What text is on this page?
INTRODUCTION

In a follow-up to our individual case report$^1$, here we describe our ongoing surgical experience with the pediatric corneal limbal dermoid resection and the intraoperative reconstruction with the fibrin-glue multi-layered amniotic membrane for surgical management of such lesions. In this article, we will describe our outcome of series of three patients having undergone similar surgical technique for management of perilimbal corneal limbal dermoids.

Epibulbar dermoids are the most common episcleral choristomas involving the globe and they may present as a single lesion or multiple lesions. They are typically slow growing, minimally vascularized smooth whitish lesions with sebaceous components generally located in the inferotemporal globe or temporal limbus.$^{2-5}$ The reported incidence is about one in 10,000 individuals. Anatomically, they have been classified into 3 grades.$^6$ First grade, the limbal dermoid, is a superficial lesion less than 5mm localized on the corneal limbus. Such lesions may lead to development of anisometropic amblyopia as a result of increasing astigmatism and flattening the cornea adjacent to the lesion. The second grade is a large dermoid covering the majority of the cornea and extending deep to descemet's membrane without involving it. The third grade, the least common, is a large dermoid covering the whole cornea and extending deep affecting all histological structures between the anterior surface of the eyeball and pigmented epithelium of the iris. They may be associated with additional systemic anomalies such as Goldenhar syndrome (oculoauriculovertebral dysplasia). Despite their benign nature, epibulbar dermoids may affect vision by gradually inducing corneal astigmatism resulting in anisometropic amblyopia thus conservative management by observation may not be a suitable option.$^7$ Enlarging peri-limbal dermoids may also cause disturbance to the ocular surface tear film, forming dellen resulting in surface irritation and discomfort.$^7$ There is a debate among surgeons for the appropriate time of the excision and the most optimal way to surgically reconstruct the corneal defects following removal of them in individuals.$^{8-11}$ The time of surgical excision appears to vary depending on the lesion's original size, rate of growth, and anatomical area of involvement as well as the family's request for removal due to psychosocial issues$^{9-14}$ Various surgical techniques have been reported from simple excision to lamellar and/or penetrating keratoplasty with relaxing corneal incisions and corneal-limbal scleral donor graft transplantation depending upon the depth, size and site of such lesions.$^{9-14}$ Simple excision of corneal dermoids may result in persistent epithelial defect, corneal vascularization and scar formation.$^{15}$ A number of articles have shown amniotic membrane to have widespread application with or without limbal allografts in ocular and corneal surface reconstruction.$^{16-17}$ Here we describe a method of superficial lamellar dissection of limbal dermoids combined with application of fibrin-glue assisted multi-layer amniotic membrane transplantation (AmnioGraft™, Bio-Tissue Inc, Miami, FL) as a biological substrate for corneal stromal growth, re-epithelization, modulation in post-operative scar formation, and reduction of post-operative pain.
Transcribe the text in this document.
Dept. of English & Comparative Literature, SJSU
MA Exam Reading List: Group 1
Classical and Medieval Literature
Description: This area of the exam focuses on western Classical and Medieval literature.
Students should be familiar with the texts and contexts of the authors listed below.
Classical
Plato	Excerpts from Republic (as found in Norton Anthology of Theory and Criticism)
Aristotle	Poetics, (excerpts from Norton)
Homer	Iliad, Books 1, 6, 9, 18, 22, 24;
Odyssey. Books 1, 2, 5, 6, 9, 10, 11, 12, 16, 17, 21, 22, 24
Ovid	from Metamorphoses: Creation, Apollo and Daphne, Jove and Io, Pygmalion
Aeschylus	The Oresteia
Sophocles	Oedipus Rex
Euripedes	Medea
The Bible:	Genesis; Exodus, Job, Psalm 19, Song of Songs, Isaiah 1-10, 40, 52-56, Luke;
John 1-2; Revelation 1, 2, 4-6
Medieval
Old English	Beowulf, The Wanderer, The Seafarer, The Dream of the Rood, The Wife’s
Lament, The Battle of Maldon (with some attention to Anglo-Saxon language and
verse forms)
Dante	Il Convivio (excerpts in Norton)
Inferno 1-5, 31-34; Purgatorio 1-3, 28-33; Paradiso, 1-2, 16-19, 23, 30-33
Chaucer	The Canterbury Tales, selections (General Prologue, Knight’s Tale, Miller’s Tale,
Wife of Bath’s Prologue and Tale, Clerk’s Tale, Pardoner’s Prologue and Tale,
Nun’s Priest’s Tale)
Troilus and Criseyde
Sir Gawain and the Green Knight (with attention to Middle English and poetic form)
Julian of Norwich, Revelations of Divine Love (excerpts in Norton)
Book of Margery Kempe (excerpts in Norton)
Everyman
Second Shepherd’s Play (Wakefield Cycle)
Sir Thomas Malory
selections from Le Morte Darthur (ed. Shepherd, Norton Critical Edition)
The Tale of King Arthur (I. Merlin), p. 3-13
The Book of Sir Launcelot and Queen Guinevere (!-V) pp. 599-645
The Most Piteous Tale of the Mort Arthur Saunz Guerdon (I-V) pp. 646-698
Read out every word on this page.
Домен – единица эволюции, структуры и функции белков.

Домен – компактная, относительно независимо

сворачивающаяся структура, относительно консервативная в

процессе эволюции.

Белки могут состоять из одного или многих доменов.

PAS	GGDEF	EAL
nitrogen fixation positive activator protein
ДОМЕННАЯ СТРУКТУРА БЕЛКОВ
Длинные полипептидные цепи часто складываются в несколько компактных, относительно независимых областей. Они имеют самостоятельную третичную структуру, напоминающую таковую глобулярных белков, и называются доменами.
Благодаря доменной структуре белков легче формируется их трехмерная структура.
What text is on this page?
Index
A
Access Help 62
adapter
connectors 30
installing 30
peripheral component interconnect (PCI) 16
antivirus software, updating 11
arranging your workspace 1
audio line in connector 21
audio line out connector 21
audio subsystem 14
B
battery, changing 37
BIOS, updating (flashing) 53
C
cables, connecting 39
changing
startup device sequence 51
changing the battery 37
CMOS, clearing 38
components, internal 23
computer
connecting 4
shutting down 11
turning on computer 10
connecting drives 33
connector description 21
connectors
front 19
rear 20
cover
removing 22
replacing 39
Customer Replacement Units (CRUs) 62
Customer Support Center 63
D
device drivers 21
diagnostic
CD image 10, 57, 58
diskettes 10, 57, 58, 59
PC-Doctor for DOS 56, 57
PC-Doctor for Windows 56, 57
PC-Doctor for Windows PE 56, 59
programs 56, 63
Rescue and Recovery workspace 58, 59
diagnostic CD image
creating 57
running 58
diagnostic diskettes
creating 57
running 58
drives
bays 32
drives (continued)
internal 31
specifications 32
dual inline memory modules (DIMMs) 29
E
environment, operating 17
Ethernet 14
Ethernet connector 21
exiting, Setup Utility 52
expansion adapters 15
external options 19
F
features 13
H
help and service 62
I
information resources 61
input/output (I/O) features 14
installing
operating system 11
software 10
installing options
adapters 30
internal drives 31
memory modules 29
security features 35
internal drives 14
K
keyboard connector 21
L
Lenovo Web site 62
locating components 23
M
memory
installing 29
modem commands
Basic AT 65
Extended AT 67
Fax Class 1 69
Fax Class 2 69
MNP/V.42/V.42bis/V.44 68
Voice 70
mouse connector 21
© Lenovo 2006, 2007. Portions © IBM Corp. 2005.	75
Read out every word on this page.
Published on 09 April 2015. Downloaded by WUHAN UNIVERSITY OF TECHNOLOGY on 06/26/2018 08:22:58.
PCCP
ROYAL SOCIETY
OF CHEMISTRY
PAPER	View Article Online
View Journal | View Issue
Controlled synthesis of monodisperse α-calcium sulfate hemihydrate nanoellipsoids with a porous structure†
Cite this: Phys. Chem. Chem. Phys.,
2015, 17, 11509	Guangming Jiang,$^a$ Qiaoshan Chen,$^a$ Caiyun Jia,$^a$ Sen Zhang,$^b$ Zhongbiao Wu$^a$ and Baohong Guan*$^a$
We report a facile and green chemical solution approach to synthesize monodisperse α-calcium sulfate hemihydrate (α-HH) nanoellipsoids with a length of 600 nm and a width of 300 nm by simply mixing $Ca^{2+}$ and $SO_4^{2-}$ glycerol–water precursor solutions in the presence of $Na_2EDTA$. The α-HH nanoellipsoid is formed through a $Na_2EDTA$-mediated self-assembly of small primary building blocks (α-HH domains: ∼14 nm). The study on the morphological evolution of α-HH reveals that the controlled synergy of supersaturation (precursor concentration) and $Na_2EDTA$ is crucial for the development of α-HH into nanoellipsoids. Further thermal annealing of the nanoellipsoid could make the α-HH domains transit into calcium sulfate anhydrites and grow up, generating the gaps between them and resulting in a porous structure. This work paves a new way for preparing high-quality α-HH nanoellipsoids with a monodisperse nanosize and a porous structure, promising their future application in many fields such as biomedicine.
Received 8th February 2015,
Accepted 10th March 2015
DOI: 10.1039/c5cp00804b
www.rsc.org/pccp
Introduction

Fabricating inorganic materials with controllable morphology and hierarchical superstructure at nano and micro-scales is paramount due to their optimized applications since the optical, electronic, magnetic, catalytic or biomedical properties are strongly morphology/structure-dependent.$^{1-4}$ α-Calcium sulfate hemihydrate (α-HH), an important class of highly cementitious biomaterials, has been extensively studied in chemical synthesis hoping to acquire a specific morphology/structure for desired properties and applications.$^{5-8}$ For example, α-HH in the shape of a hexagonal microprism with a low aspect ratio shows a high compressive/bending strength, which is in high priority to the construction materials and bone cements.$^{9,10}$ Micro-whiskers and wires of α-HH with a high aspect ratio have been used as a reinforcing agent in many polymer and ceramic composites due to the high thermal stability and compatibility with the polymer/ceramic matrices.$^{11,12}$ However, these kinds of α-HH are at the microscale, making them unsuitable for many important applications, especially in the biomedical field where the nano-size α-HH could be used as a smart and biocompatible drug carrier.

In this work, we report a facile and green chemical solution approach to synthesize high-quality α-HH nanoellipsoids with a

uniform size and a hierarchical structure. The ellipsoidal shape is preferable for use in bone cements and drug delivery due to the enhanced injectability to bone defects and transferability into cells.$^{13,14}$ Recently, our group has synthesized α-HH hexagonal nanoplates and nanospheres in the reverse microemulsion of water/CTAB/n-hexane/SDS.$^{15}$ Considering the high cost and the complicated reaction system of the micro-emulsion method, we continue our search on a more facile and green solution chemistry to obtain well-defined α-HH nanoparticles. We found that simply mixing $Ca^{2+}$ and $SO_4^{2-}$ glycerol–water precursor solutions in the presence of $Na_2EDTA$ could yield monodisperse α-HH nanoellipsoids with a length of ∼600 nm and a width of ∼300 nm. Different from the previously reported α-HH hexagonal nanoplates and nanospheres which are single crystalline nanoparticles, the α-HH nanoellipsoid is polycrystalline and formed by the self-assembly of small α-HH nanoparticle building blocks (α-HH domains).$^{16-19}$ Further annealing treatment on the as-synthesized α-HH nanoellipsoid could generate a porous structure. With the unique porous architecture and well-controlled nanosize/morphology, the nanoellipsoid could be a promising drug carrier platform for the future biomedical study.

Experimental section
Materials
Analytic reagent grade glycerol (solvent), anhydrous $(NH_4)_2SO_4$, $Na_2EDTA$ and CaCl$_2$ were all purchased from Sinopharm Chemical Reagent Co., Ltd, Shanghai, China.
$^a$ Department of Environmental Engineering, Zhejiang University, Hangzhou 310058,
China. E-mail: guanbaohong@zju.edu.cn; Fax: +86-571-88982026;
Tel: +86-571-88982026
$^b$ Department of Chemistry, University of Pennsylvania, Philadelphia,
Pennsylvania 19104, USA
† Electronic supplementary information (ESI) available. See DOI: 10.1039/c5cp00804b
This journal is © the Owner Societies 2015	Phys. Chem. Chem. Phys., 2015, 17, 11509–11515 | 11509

**AIM OF THE EXERCISE**
Whichever lines of the records above hold the word "View" should all be copied out.

**WRITTEN ANSWER**
PAPER	View Article Online
View Journal | View Issue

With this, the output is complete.